> [Work required]: Select the lines that contain "sticker" and copy each of them.

> [Data provided]:
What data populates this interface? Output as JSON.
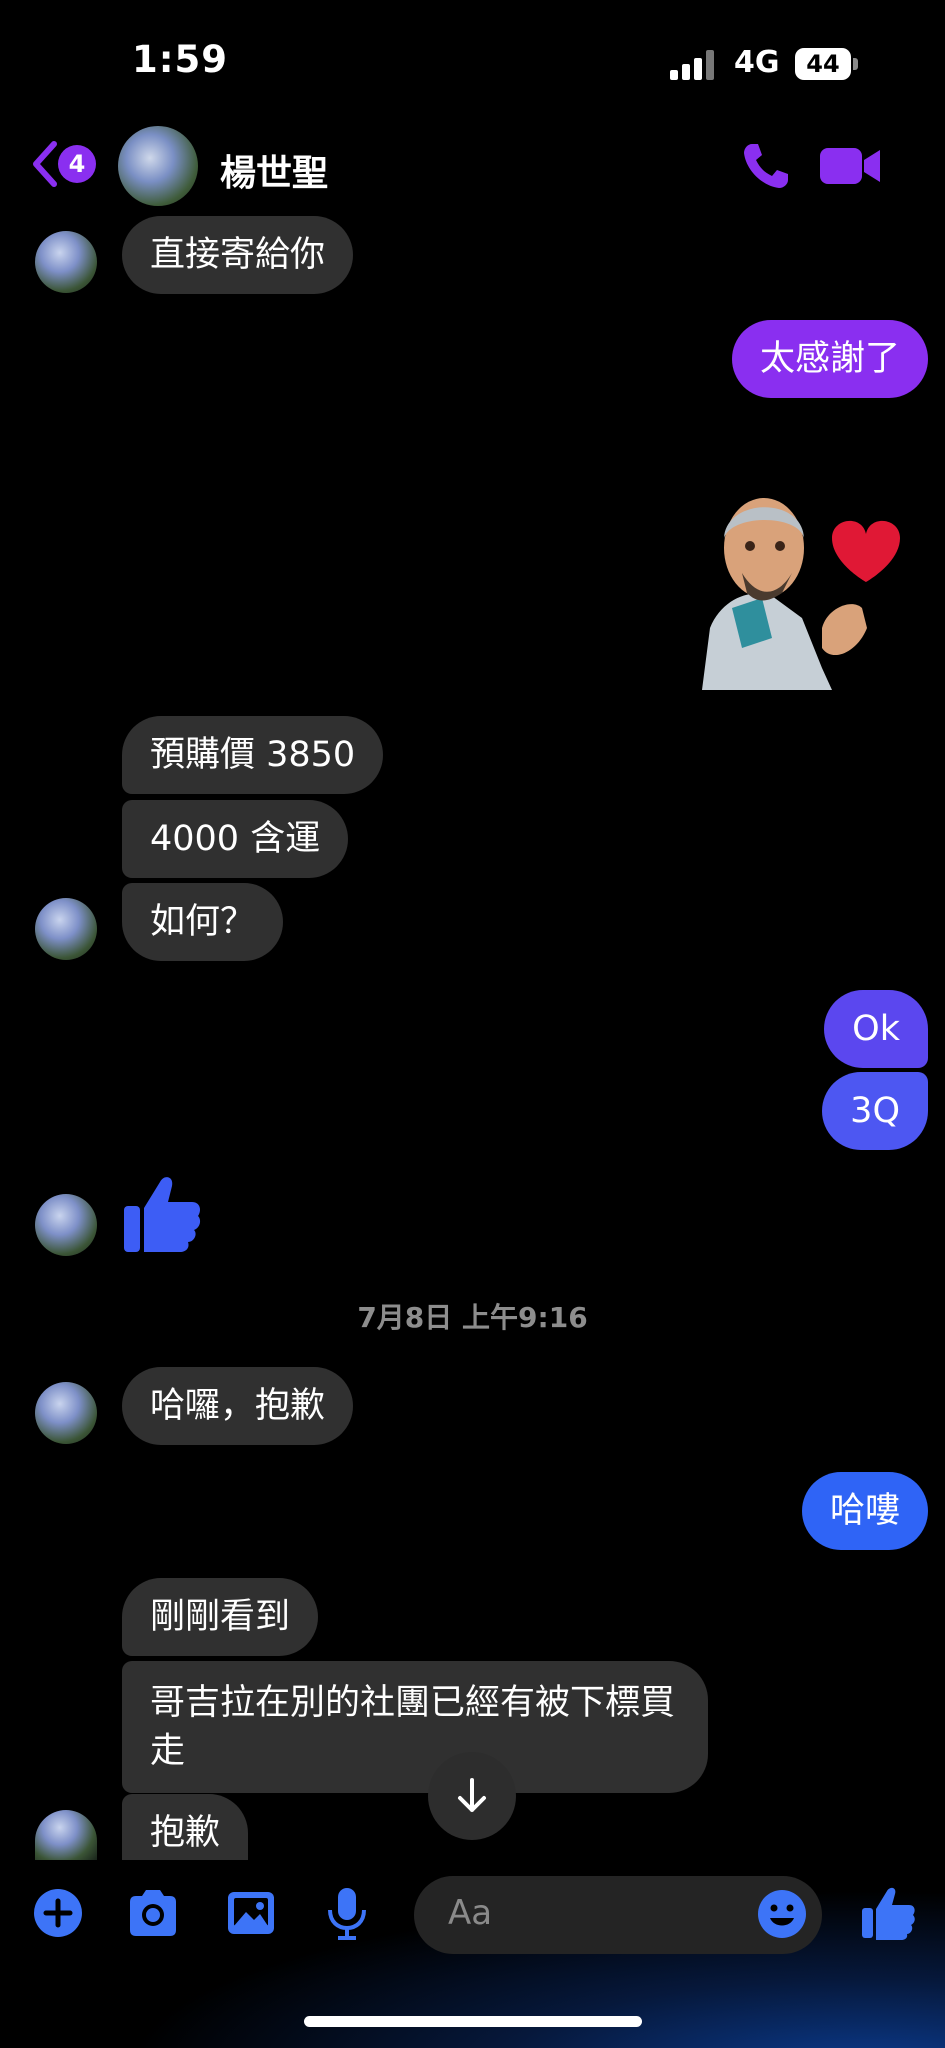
{
  "status_bar": {
    "time": "1:59",
    "network": "4G",
    "battery": "44"
  },
  "header": {
    "back_badge": "4",
    "contact_name": "楊世聖"
  },
  "colors": {
    "accent_purple": "#8a2ff0",
    "accent_blue": "#2f64f6",
    "incoming_bubble": "#303030"
  },
  "messages": [
    {
      "side": "in",
      "text": "直接寄給你"
    },
    {
      "side": "out",
      "text": "太感謝了"
    },
    {
      "side": "out",
      "type": "sticker",
      "icon": "avatar-heart-sticker"
    },
    {
      "side": "in",
      "text": "預購價 3850"
    },
    {
      "side": "in",
      "text": "4000 含運"
    },
    {
      "side": "in",
      "text": "如何？"
    },
    {
      "side": "out",
      "text": "Ok"
    },
    {
      "side": "out",
      "text": "3Q"
    },
    {
      "side": "in",
      "type": "like",
      "icon": "thumbs-up-icon"
    },
    {
      "side": "in",
      "text": "哈囉，抱歉"
    },
    {
      "side": "out",
      "text": "哈嘍"
    },
    {
      "side": "in",
      "text": "剛剛看到"
    },
    {
      "side": "in",
      "text": "哥吉拉在別的社團已經有被下標買走"
    },
    {
      "side": "in",
      "text": "抱歉"
    }
  ],
  "timestamp": "7月8日 上午9:16",
  "composer": {
    "placeholder": "Aa"
  },
  "icons": [
    "plus-icon",
    "camera-icon",
    "image-icon",
    "microphone-icon",
    "emoji-icon",
    "thumbs-up-icon",
    "arrow-down-icon",
    "phone-icon",
    "video-camera-icon",
    "chevron-left-icon"
  ]
}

> [Exercise result]:
      "type": "sticker",
      "icon": "avatar-heart-sticker"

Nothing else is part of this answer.